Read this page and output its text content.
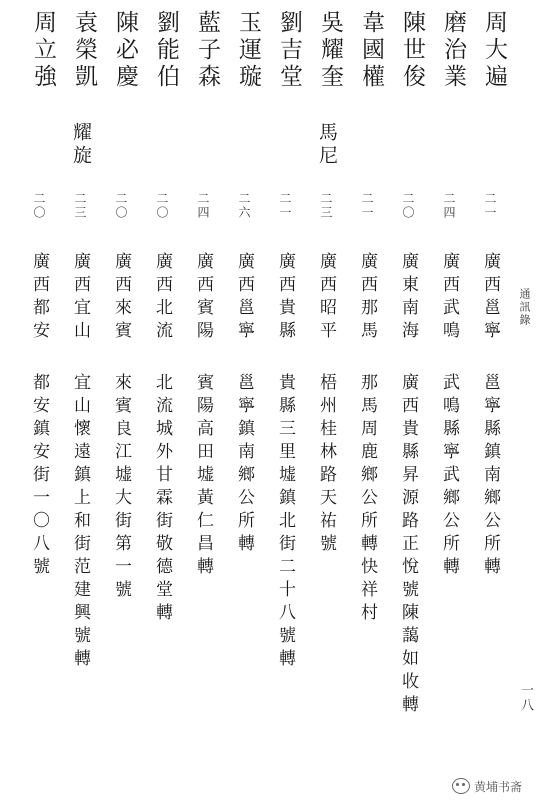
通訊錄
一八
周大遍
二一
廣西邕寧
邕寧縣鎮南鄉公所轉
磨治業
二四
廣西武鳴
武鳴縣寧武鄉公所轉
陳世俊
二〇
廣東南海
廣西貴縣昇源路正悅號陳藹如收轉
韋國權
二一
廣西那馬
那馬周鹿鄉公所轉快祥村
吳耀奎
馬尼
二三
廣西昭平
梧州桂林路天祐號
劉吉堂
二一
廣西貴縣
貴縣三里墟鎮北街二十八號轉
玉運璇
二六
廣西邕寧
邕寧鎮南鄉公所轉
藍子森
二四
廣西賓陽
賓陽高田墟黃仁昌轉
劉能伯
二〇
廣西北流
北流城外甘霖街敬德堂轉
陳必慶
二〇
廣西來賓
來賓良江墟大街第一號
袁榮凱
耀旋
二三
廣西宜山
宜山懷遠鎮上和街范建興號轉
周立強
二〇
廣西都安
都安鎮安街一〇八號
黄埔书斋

.....

Retype all the records shown above, character for character. Omit every picture.

CORRECT ANSWER:
Read this page and output its text content.
通訊錄
一八
周大遍
二一
廣西邕寧
邕寧縣鎮南鄉公所轉
磨治業
二四
廣西武鳴
武鳴縣寧武鄉公所轉
陳世俊
二〇
廣東南海
廣西貴縣昇源路正悅號陳藹如收轉
韋國權
二一
廣西那馬
那馬周鹿鄉公所轉快祥村
吳耀奎
馬尼
二三
廣西昭平
梧州桂林路天祐號
劉吉堂
二一
廣西貴縣
貴縣三里墟鎮北街二十八號轉
玉運璇
二六
廣西邕寧
邕寧鎮南鄉公所轉
藍子森
二四
廣西賓陽
賓陽高田墟黃仁昌轉
劉能伯
二〇
廣西北流
北流城外甘霖街敬德堂轉
陳必慶
二〇
廣西來賓
來賓良江墟大街第一號
袁榮凱
耀旋
二三
廣西宜山
宜山懷遠鎮上和街范建興號轉
周立強
二〇
廣西都安
都安鎮安街一〇八號
黄埔书斋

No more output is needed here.